== To do ==
Rewrite the items below, putting "item-count" in place of every "item-quantity" and keeping everything else the same.

[Layout records]
◆ ◆ ◆ ◆ ◆ ◆ ◆

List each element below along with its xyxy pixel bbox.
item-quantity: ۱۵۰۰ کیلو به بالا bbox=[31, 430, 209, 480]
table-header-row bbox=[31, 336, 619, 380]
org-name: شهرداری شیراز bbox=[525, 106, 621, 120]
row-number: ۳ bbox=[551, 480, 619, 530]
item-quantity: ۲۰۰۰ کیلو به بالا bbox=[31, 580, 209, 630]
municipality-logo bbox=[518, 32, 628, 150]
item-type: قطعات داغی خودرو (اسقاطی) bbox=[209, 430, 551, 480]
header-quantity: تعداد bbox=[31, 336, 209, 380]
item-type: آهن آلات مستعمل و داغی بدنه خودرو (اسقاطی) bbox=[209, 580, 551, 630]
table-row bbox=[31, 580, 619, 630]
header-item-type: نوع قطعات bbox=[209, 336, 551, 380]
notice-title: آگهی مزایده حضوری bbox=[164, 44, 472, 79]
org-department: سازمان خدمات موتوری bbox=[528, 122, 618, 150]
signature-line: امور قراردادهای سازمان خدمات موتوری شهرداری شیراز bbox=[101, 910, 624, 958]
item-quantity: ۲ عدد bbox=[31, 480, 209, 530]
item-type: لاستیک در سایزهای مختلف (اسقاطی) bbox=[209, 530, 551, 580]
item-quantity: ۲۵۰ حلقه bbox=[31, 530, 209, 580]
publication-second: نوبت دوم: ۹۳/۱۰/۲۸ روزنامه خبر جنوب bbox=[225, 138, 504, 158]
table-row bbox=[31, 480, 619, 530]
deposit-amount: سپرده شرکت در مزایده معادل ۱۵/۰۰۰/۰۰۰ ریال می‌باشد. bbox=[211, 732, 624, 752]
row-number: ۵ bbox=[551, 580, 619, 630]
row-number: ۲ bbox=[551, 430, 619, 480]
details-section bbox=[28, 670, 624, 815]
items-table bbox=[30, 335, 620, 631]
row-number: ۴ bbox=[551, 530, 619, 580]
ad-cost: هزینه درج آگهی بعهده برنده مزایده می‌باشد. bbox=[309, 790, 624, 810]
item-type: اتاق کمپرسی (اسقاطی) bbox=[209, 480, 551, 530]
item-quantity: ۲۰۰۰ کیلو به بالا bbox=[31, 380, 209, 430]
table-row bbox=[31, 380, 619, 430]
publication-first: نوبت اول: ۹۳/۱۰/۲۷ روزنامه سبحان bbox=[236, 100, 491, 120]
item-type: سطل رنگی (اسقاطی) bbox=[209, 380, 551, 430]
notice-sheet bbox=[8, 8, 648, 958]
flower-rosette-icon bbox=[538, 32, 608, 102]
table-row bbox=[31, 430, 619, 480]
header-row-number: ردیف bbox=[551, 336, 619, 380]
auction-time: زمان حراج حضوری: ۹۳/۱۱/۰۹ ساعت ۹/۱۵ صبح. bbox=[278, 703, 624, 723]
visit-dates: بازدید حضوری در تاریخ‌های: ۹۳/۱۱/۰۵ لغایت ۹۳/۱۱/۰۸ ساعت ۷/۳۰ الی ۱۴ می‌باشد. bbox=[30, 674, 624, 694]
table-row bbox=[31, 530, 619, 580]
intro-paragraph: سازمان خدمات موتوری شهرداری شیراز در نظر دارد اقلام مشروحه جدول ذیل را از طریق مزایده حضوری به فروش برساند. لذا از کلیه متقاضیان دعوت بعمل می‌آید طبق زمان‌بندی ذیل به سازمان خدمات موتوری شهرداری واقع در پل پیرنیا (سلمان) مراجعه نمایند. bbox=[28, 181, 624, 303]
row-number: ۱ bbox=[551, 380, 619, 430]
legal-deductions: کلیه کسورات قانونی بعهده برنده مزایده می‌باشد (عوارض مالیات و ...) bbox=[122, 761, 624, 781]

◆ ◆ ◆ ◆ ◆ ◆ ◆

== Response to this exercise ==
List each element below along with its xyxy pixel bbox.
item-count: ۱۵۰۰ کیلو به بالا bbox=[31, 430, 209, 480]
table-header-row bbox=[31, 336, 619, 380]
org-name: شهرداری شیراز bbox=[525, 106, 621, 120]
row-number: ۳ bbox=[551, 480, 619, 530]
item-count: ۲۰۰۰ کیلو به بالا bbox=[31, 580, 209, 630]
municipality-logo bbox=[518, 32, 628, 150]
item-type: قطعات داغی خودرو (اسقاطی) bbox=[209, 430, 551, 480]
header-quantity: تعداد bbox=[31, 336, 209, 380]
item-type: آهن آلات مستعمل و داغی بدنه خودرو (اسقاطی) bbox=[209, 580, 551, 630]
table-row bbox=[31, 580, 619, 630]
header-item-type: نوع قطعات bbox=[209, 336, 551, 380]
notice-title: آگهی مزایده حضوری bbox=[164, 44, 472, 79]
org-department: سازمان خدمات موتوری bbox=[528, 122, 618, 150]
signature-line: امور قراردادهای سازمان خدمات موتوری شهرداری شیراز bbox=[101, 910, 624, 958]
item-count: ۲ عدد bbox=[31, 480, 209, 530]
item-type: لاستیک در سایزهای مختلف (اسقاطی) bbox=[209, 530, 551, 580]
item-count: ۲۵۰ حلقه bbox=[31, 530, 209, 580]
publication-second: نوبت دوم: ۹۳/۱۰/۲۸ روزنامه خبر جنوب bbox=[225, 138, 504, 158]
table-row bbox=[31, 480, 619, 530]
deposit-amount: سپرده شرکت در مزایده معادل ۱۵/۰۰۰/۰۰۰ ریال می‌باشد. bbox=[211, 732, 624, 752]
row-number: ۵ bbox=[551, 580, 619, 630]
row-number: ۲ bbox=[551, 430, 619, 480]
details-section bbox=[28, 670, 624, 815]
items-table bbox=[30, 335, 620, 631]
row-number: ۴ bbox=[551, 530, 619, 580]
ad-cost: هزینه درج آگهی بعهده برنده مزایده می‌باشد. bbox=[309, 790, 624, 810]
item-type: اتاق کمپرسی (اسقاطی) bbox=[209, 480, 551, 530]
item-count: ۲۰۰۰ کیلو به بالا bbox=[31, 380, 209, 430]
table-row bbox=[31, 380, 619, 430]
publication-first: نوبت اول: ۹۳/۱۰/۲۷ روزنامه سبحان bbox=[236, 100, 491, 120]
item-type: سطل رنگی (اسقاطی) bbox=[209, 380, 551, 430]
notice-sheet bbox=[8, 8, 648, 958]
flower-rosette-icon bbox=[538, 32, 608, 102]
table-row bbox=[31, 430, 619, 480]
header-row-number: ردیف bbox=[551, 336, 619, 380]
auction-time: زمان حراج حضوری: ۹۳/۱۱/۰۹ ساعت ۹/۱۵ صبح. bbox=[278, 703, 624, 723]
visit-dates: بازدید حضوری در تاریخ‌های: ۹۳/۱۱/۰۵ لغایت ۹۳/۱۱/۰۸ ساعت ۷/۳۰ الی ۱۴ می‌باشد. bbox=[30, 674, 624, 694]
table-row bbox=[31, 530, 619, 580]
intro-paragraph: سازمان خدمات موتوری شهرداری شیراز در نظر دارد اقلام مشروحه جدول ذیل را از طریق مزایده حضوری به فروش برساند. لذا از کلیه متقاضیان دعوت بعمل می‌آید طبق زمان‌بندی ذیل به سازمان خدمات موتوری شهرداری واقع در پل پیرنیا (سلمان) مراجعه نمایند. bbox=[28, 181, 624, 303]
row-number: ۱ bbox=[551, 380, 619, 430]
legal-deductions: کلیه کسورات قانونی بعهده برنده مزایده می‌باشد (عوارض مالیات و ...) bbox=[122, 761, 624, 781]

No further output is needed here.